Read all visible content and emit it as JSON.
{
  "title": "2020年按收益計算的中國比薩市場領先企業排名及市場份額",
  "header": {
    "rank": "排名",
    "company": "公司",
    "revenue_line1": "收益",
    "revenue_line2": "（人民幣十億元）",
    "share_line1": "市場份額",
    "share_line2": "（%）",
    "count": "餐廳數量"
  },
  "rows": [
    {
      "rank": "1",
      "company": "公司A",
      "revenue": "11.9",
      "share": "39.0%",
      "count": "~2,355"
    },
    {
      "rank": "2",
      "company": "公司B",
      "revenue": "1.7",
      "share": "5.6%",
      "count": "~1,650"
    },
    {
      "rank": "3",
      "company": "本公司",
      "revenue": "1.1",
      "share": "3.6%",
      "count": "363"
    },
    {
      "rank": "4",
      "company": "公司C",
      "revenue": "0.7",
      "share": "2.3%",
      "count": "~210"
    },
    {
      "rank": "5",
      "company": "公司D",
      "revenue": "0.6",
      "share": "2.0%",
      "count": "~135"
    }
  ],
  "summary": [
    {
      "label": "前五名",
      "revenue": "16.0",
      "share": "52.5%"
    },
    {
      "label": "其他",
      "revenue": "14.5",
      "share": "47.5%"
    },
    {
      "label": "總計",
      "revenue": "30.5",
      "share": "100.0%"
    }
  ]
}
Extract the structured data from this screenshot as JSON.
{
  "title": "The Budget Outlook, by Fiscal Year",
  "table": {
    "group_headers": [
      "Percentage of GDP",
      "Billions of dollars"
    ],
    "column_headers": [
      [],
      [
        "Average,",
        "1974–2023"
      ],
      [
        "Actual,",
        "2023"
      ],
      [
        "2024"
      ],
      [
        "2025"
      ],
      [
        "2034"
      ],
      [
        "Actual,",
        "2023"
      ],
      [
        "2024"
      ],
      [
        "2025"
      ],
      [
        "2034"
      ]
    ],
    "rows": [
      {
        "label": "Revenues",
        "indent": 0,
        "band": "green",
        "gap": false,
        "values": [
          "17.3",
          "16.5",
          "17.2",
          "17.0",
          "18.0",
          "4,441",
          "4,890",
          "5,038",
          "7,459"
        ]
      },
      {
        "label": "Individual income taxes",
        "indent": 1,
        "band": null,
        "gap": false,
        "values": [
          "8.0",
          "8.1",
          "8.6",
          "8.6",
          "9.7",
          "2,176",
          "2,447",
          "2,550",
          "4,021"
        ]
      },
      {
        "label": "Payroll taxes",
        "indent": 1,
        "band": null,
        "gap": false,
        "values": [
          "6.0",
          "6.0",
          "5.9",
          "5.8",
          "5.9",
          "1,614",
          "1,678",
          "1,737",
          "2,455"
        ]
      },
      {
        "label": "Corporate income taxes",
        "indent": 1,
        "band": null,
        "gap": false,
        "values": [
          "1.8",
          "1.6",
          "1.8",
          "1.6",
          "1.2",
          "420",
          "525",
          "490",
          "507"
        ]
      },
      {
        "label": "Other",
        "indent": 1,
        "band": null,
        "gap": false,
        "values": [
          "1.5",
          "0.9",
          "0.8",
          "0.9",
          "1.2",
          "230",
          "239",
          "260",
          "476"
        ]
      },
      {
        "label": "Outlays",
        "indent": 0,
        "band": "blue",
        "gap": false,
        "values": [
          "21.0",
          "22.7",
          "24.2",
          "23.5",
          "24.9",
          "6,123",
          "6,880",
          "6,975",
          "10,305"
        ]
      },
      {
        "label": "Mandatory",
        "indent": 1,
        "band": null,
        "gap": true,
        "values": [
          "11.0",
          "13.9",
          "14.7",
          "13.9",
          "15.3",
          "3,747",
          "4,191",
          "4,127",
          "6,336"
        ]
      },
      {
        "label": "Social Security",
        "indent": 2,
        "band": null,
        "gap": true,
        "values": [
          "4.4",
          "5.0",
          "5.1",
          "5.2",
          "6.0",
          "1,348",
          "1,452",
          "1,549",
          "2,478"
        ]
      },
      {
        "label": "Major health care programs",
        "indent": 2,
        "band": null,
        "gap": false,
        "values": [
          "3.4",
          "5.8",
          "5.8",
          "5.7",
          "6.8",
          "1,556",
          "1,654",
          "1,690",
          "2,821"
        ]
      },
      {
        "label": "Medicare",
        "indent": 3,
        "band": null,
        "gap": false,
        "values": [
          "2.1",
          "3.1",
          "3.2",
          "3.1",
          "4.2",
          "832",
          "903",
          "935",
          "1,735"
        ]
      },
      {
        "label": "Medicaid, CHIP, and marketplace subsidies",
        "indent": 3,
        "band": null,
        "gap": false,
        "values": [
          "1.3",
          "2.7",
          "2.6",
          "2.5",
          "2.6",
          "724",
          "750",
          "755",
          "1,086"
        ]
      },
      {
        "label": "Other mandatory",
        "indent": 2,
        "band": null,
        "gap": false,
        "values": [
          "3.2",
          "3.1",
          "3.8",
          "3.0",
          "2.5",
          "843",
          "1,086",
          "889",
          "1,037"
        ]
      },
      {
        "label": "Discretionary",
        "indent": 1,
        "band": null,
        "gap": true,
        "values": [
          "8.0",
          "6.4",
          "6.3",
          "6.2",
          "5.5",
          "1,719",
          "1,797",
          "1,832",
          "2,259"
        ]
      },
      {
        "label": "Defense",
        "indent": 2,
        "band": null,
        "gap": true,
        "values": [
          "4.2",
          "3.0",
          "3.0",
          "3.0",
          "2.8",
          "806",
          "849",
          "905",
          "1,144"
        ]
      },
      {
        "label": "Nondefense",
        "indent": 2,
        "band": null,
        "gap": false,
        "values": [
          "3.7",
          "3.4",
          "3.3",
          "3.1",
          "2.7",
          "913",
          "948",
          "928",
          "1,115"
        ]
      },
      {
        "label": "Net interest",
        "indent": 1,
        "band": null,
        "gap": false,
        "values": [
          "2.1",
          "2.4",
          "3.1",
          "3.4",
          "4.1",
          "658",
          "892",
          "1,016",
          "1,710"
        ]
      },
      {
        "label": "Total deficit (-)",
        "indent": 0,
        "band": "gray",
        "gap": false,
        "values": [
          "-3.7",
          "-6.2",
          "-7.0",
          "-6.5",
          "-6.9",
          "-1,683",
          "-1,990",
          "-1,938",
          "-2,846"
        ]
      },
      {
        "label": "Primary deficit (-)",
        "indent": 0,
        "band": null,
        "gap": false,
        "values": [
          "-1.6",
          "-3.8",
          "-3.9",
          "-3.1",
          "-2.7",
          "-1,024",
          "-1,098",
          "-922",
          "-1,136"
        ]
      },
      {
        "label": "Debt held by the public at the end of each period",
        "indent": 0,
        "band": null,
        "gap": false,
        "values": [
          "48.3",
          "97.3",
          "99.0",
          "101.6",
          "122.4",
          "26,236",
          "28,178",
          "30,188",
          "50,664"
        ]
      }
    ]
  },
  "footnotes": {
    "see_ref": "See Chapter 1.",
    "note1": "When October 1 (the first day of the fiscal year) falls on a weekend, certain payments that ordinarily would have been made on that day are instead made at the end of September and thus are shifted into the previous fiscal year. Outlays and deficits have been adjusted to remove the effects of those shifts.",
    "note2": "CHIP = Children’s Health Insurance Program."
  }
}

• [WHAT IS NEEDED]
Work through the listing above and report how many lines include the string "JSON", with no other text.

• [FINAL RESULT]
2